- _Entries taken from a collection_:
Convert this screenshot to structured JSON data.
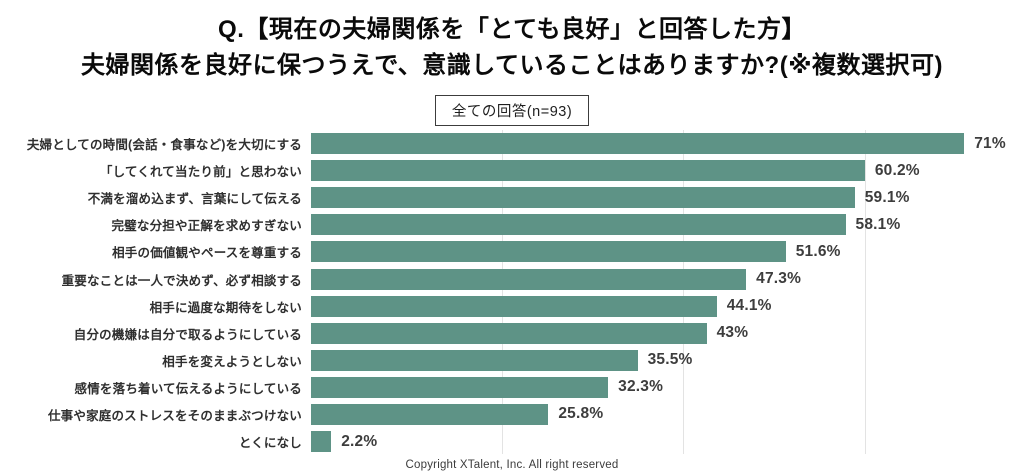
{
  "page": {
    "title_line1": "Q.【現在の夫婦関係を「とても良好」と回答した方】",
    "title_line2": "夫婦関係を良好に保つうえで、意識していることはありますか?(※複数選択可)",
    "badge_label": "全ての回答(n=93)",
    "footer_text": "Copyright XTalent, Inc. All right reserved"
  },
  "colors": {
    "bar": "#5E9386",
    "gridline": "#E3E3E3",
    "category_label": "#2F2F2F",
    "value_label": "#3D3D3D"
  },
  "chart_data": {
    "type": "bar",
    "orientation": "horizontal",
    "title": "全ての回答(n=93)",
    "categories": [
      "夫婦としての時間(会話・食事など)を大切にする",
      "「してくれて当たり前」と思わない",
      "不満を溜め込まず、言葉にして伝える",
      "完璧な分担や正解を求めすぎない",
      "相手の価値観やペースを尊重する",
      "重要なことは一人で決めず、必ず相談する",
      "相手に過度な期待をしない",
      "自分の機嫌は自分で取るようにしている",
      "相手を変えようとしない",
      "感情を落ち着いて伝えるようにしている",
      "仕事や家庭のストレスをそのままぶつけない",
      "とくになし"
    ],
    "values": [
      71,
      60.2,
      59.1,
      58.1,
      51.6,
      47.3,
      44.1,
      43,
      35.5,
      32.3,
      25.8,
      2.2
    ],
    "value_labels": [
      "71%",
      "60.2%",
      "59.1%",
      "58.1%",
      "51.6%",
      "47.3%",
      "44.1%",
      "43%",
      "35.5%",
      "32.3%",
      "25.8%",
      "2.2%"
    ],
    "xlabel": "",
    "ylabel": "",
    "xlim": [
      0,
      77.5
    ],
    "ticks": [
      20,
      40,
      60
    ],
    "grid": true,
    "legend": false
  }
}
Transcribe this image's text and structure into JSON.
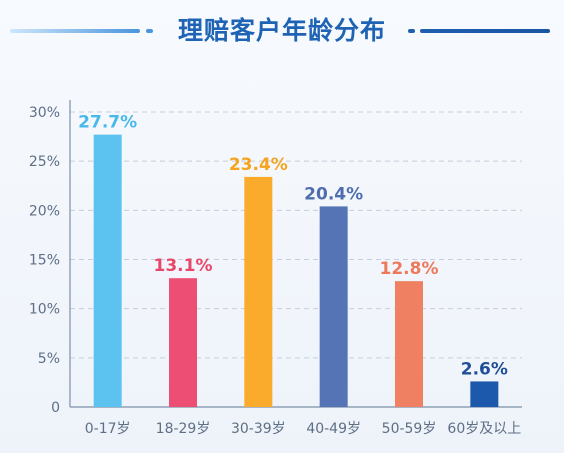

- _REQUIRED WORK_: Give only the number of lines in the listing above that include the string "全ての回答".

- _REPLY TO THE EXERCISE_: 2